### What the task asks
The exercise asks you to copy every line below in which "time" appears.

### Items from a dataset
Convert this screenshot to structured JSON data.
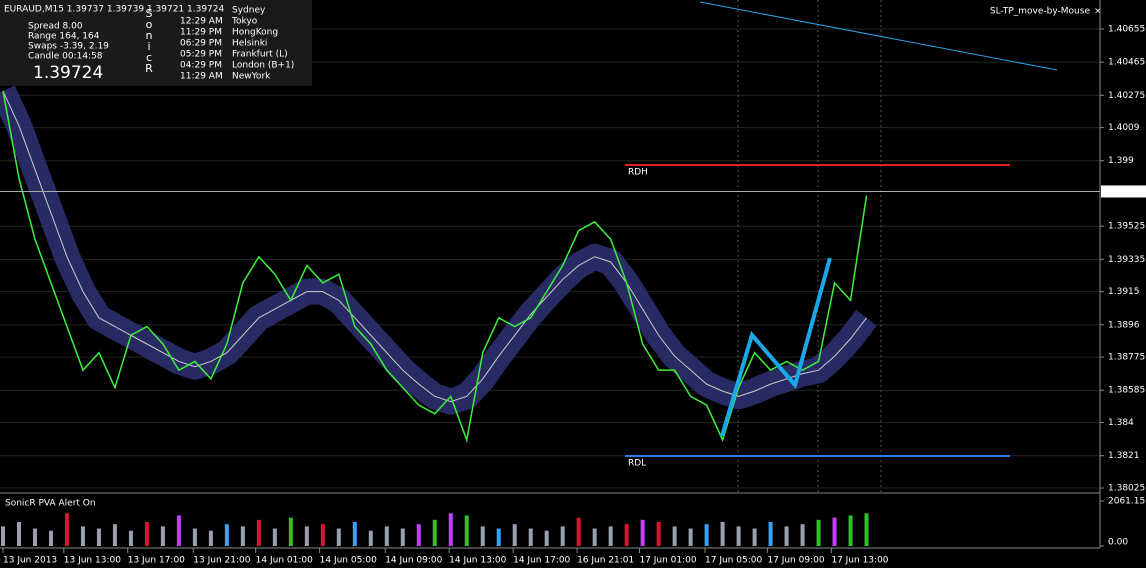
{
  "header": {
    "symbol": "EURAUD,M15  1.39737 1.39739 1.39721 1.39724",
    "tool": "SL-TP_move-by-Mouse"
  },
  "info": {
    "rows": [
      "Spread  8.00",
      "Range  164, 164",
      "Swaps  -3.39, 2.19",
      "Candle  00:14:58"
    ],
    "price": "1.39724",
    "letters": [
      "S",
      "o",
      "n",
      "i",
      "c",
      "R"
    ],
    "sessions": [
      {
        "time": "",
        "city": "Sydney"
      },
      {
        "time": "12:29 AM",
        "city": "Tokyo"
      },
      {
        "time": "11:29 PM",
        "city": "HongKong"
      },
      {
        "time": "06:29 PM",
        "city": "Helsinki"
      },
      {
        "time": "05:29 PM",
        "city": "Frankfurt  (L)"
      },
      {
        "time": "04:29 PM",
        "city": "London  (B+1)"
      },
      {
        "time": "11:29 AM",
        "city": "NewYork"
      }
    ]
  },
  "levels": {
    "high": "RDH",
    "low": "RDL"
  },
  "chart_data": {
    "type": "line",
    "color": "#3cf03c",
    "band_color": "#2c2f6e",
    "xlim": [
      0,
      68.6
    ],
    "xticks": [
      {
        "value": 0,
        "label": "13 Jun 2013"
      },
      {
        "value": 3.8,
        "label": "13 Jun 13:00"
      },
      {
        "value": 7.8,
        "label": "13 Jun 17:00"
      },
      {
        "value": 11.9,
        "label": "13 Jun 21:00"
      },
      {
        "value": 15.8,
        "label": "14 Jun 01:00"
      },
      {
        "value": 19.8,
        "label": "14 Jun 05:00"
      },
      {
        "value": 23.9,
        "label": "14 Jun 09:00"
      },
      {
        "value": 27.9,
        "label": "14 Jun 13:00"
      },
      {
        "value": 31.9,
        "label": "14 Jun 17:00"
      },
      {
        "value": 35.9,
        "label": "16 Jun 21:01"
      },
      {
        "value": 39.8,
        "label": "17 Jun 01:00"
      },
      {
        "value": 43.9,
        "label": "17 Jun 05:00"
      },
      {
        "value": 47.8,
        "label": "17 Jun 09:00"
      },
      {
        "value": 51.8,
        "label": "17 Jun 13:00"
      }
    ],
    "ylim": [
      1.38002,
      1.40821
    ],
    "yticks": [
      1.40655,
      1.40465,
      1.40275,
      1.4009,
      1.399,
      1.39525,
      1.39335,
      1.3915,
      1.3896,
      1.38775,
      1.38585,
      1.384,
      1.3821,
      1.38025
    ],
    "current_price": 1.39724,
    "close": [
      1.403,
      1.398,
      1.3945,
      1.392,
      1.3895,
      1.387,
      1.388,
      1.386,
      1.389,
      1.3895,
      1.3885,
      1.387,
      1.3875,
      1.3865,
      1.3885,
      1.392,
      1.3935,
      1.3925,
      1.391,
      1.393,
      1.392,
      1.3925,
      1.3895,
      1.3885,
      1.387,
      1.386,
      1.385,
      1.3845,
      1.3855,
      1.383,
      1.388,
      1.39,
      1.3895,
      1.39,
      1.3915,
      1.393,
      1.395,
      1.3955,
      1.3945,
      1.392,
      1.3885,
      1.387,
      1.387,
      1.3855,
      1.385,
      1.383,
      1.386,
      1.388,
      1.387,
      1.3875,
      1.387,
      1.3875,
      1.392,
      1.391,
      1.397
    ],
    "band": [
      1.403,
      1.401,
      1.3985,
      1.396,
      1.3935,
      1.3915,
      1.39,
      1.3895,
      1.389,
      1.3885,
      1.388,
      1.3875,
      1.3872,
      1.3875,
      1.388,
      1.389,
      1.39,
      1.3905,
      1.391,
      1.3915,
      1.3915,
      1.391,
      1.39,
      1.389,
      1.388,
      1.387,
      1.3862,
      1.3855,
      1.3852,
      1.3855,
      1.3865,
      1.3878,
      1.389,
      1.3902,
      1.3912,
      1.3922,
      1.393,
      1.3935,
      1.3932,
      1.392,
      1.3905,
      1.389,
      1.3878,
      1.387,
      1.3862,
      1.3858,
      1.3855,
      1.3858,
      1.3862,
      1.3865,
      1.3868,
      1.387,
      1.3878,
      1.3888,
      1.39
    ],
    "volume": {
      "title": "SonicR PVA   Alert On",
      "ylim": [
        0,
        2200
      ],
      "yticks": [
        {
          "value": 2061.15,
          "label": "2061.15"
        },
        {
          "value": 0,
          "label": "0.00"
        }
      ],
      "values": [
        900,
        1100,
        800,
        700,
        1500,
        900,
        800,
        1000,
        700,
        1100,
        900,
        1400,
        800,
        700,
        1000,
        900,
        1200,
        800,
        1300,
        900,
        1000,
        800,
        1100,
        700,
        900,
        800,
        1000,
        1200,
        1500,
        1400,
        900,
        800,
        1000,
        800,
        700,
        900,
        1300,
        800,
        900,
        1000,
        1200,
        1100,
        900,
        800,
        1000,
        1100,
        900,
        800,
        1100,
        900,
        1000,
        1200,
        1300,
        1400,
        1500
      ],
      "colors": [
        "#9aa0b0",
        "#9aa0b0",
        "#9aa0b0",
        "#9aa0b0",
        "#e01030",
        "#9aa0b0",
        "#9aa0b0",
        "#9aa0b0",
        "#9aa0b0",
        "#e01030",
        "#9aa0b0",
        "#c040ff",
        "#9aa0b0",
        "#9aa0b0",
        "#3aa0ff",
        "#9aa0b0",
        "#e01030",
        "#9aa0b0",
        "#30c030",
        "#9aa0b0",
        "#e01030",
        "#9aa0b0",
        "#3aa0ff",
        "#9aa0b0",
        "#9aa0b0",
        "#9aa0b0",
        "#c040ff",
        "#30c030",
        "#c040ff",
        "#30c030",
        "#9aa0b0",
        "#3aa0ff",
        "#9aa0b0",
        "#9aa0b0",
        "#9aa0b0",
        "#9aa0b0",
        "#e01030",
        "#9aa0b0",
        "#9aa0b0",
        "#e01030",
        "#c040ff",
        "#e01030",
        "#9aa0b0",
        "#9aa0b0",
        "#3aa0ff",
        "#9aa0b0",
        "#9aa0b0",
        "#9aa0b0",
        "#3aa0ff",
        "#9aa0b0",
        "#9aa0b0",
        "#30c030",
        "#c040ff",
        "#30c030",
        "#30c030"
      ]
    }
  }
}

### Exercise result
        "time": "",
        "time": "12:29 AM",
        "time": "11:29 PM",
        "time": "06:29 PM",
        "time": "05:29 PM",
        "time": "04:29 PM",
        "time": "11:29 AM",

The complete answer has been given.